== MATERIAL SHOWN ==
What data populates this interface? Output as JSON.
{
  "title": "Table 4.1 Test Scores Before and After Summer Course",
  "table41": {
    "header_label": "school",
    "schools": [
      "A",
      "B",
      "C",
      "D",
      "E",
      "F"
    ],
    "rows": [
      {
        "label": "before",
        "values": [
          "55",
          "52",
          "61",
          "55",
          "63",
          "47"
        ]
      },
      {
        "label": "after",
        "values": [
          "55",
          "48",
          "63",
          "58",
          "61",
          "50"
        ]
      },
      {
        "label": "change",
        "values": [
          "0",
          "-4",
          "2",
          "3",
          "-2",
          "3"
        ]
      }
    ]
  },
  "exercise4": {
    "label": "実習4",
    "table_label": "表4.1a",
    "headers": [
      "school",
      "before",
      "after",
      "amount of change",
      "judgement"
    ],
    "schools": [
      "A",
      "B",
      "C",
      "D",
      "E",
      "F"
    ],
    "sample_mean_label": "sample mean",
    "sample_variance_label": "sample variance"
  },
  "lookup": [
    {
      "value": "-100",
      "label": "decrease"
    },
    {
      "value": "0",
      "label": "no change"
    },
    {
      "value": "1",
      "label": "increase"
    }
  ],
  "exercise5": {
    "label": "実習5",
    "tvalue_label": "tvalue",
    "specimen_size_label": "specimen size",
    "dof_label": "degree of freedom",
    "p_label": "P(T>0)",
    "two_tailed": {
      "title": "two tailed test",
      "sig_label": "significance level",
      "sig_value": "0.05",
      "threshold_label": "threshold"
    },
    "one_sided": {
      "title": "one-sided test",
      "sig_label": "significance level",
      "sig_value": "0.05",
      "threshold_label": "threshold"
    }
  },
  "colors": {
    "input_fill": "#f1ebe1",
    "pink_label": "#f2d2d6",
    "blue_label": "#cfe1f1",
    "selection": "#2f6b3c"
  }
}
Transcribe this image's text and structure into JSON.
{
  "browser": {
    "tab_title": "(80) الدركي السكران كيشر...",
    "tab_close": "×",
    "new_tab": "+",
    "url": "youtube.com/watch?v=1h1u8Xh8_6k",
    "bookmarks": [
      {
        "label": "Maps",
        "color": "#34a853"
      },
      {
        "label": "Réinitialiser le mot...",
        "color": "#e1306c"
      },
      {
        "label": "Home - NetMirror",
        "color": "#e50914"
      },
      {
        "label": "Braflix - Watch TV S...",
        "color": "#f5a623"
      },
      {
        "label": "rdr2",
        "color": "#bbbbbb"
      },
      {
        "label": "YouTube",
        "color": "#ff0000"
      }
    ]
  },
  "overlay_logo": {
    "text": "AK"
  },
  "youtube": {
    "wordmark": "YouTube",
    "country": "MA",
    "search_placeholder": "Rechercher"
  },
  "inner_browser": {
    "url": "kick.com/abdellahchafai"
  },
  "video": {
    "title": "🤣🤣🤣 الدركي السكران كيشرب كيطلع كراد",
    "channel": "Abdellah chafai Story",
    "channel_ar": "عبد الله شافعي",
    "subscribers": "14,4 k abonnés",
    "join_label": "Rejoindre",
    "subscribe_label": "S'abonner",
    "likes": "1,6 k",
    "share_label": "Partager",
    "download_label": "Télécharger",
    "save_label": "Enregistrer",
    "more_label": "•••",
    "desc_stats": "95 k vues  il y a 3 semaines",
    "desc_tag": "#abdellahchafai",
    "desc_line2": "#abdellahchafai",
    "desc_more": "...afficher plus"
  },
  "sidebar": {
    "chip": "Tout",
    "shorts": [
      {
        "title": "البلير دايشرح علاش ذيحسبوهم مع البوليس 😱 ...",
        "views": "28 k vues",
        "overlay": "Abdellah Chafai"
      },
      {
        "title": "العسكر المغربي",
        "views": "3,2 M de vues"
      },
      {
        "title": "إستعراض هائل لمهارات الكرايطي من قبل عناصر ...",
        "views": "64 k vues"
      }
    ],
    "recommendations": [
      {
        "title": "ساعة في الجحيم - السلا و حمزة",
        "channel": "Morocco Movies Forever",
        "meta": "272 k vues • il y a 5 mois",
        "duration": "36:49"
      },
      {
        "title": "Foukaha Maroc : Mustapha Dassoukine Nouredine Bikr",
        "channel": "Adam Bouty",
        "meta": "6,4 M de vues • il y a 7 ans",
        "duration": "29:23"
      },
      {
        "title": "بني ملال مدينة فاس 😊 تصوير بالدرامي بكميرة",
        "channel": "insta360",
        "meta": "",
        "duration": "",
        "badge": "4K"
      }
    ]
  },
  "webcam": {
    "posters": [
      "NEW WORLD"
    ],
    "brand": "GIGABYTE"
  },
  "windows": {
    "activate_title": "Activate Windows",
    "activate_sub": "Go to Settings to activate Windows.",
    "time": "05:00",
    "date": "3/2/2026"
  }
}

== SET EXERCISE ==
Return the lines above exactly, keeping every word.

== FULL ANSWER ==
What data populates this interface? Output as JSON.
{
  "title": "Table 4.1 Test Scores Before and After Summer Course",
  "table41": {
    "header_label": "school",
    "schools": [
      "A",
      "B",
      "C",
      "D",
      "E",
      "F"
    ],
    "rows": [
      {
        "label": "before",
        "values": [
          "55",
          "52",
          "61",
          "55",
          "63",
          "47"
        ]
      },
      {
        "label": "after",
        "values": [
          "55",
          "48",
          "63",
          "58",
          "61",
          "50"
        ]
      },
      {
        "label": "change",
        "values": [
          "0",
          "-4",
          "2",
          "3",
          "-2",
          "3"
        ]
      }
    ]
  },
  "exercise4": {
    "label": "実習4",
    "table_label": "表4.1a",
    "headers": [
      "school",
      "before",
      "after",
      "amount of change",
      "judgement"
    ],
    "schools": [
      "A",
      "B",
      "C",
      "D",
      "E",
      "F"
    ],
    "sample_mean_label": "sample mean",
    "sample_variance_label": "sample variance"
  },
  "lookup": [
    {
      "value": "-100",
      "label": "decrease"
    },
    {
      "value": "0",
      "label": "no change"
    },
    {
      "value": "1",
      "label": "increase"
    }
  ],
  "exercise5": {
    "label": "実習5",
    "tvalue_label": "tvalue",
    "specimen_size_label": "specimen size",
    "dof_label": "degree of freedom",
    "p_label": "P(T>0)",
    "two_tailed": {
      "title": "two tailed test",
      "sig_label": "significance level",
      "sig_value": "0.05",
      "threshold_label": "threshold"
    },
    "one_sided": {
      "title": "one-sided test",
      "sig_label": "significance level",
      "sig_value": "0.05",
      "threshold_label": "threshold"
    }
  },
  "colors": {
    "input_fill": "#f1ebe1",
    "pink_label": "#f2d2d6",
    "blue_label": "#cfe1f1",
    "selection": "#2f6b3c"
  }
}
Transcribe this image's text and structure into JSON.
{
  "browser": {
    "tab_title": "(80) الدركي السكران كيشر...",
    "tab_close": "×",
    "new_tab": "+",
    "url": "youtube.com/watch?v=1h1u8Xh8_6k",
    "bookmarks": [
      {
        "label": "Maps",
        "color": "#34a853"
      },
      {
        "label": "Réinitialiser le mot...",
        "color": "#e1306c"
      },
      {
        "label": "Home - NetMirror",
        "color": "#e50914"
      },
      {
        "label": "Braflix - Watch TV S...",
        "color": "#f5a623"
      },
      {
        "label": "rdr2",
        "color": "#bbbbbb"
      },
      {
        "label": "YouTube",
        "color": "#ff0000"
      }
    ]
  },
  "overlay_logo": {
    "text": "AK"
  },
  "youtube": {
    "wordmark": "YouTube",
    "country": "MA",
    "search_placeholder": "Rechercher"
  },
  "inner_browser": {
    "url": "kick.com/abdellahchafai"
  },
  "video": {
    "title": "🤣🤣🤣 الدركي السكران كيشرب كيطلع كراد",
    "channel": "Abdellah chafai Story",
    "channel_ar": "عبد الله شافعي",
    "subscribers": "14,4 k abonnés",
    "join_label": "Rejoindre",
    "subscribe_label": "S'abonner",
    "likes": "1,6 k",
    "share_label": "Partager",
    "download_label": "Télécharger",
    "save_label": "Enregistrer",
    "more_label": "•••",
    "desc_stats": "95 k vues  il y a 3 semaines",
    "desc_tag": "#abdellahchafai",
    "desc_line2": "#abdellahchafai",
    "desc_more": "...afficher plus"
  },
  "sidebar": {
    "chip": "Tout",
    "shorts": [
      {
        "title": "البلير دايشرح علاش ذيحسبوهم مع البوليس 😱 ...",
        "views": "28 k vues",
        "overlay": "Abdellah Chafai"
      },
      {
        "title": "العسكر المغربي",
        "views": "3,2 M de vues"
      },
      {
        "title": "إستعراض هائل لمهارات الكرايطي من قبل عناصر ...",
        "views": "64 k vues"
      }
    ],
    "recommendations": [
      {
        "title": "ساعة في الجحيم - السلا و حمزة",
        "channel": "Morocco Movies Forever",
        "meta": "272 k vues • il y a 5 mois",
        "duration": "36:49"
      },
      {
        "title": "Foukaha Maroc : Mustapha Dassoukine Nouredine Bikr",
        "channel": "Adam Bouty",
        "meta": "6,4 M de vues • il y a 7 ans",
        "duration": "29:23"
      },
      {
        "title": "بني ملال مدينة فاس 😊 تصوير بالدرامي بكميرة",
        "channel": "insta360",
        "meta": "",
        "duration": "",
        "badge": "4K"
      }
    ]
  },
  "webcam": {
    "posters": [
      "NEW WORLD"
    ],
    "brand": "GIGABYTE"
  },
  "windows": {
    "activate_title": "Activate Windows",
    "activate_sub": "Go to Settings to activate Windows.",
    "time": "05:00",
    "date": "3/2/2026"
  }
}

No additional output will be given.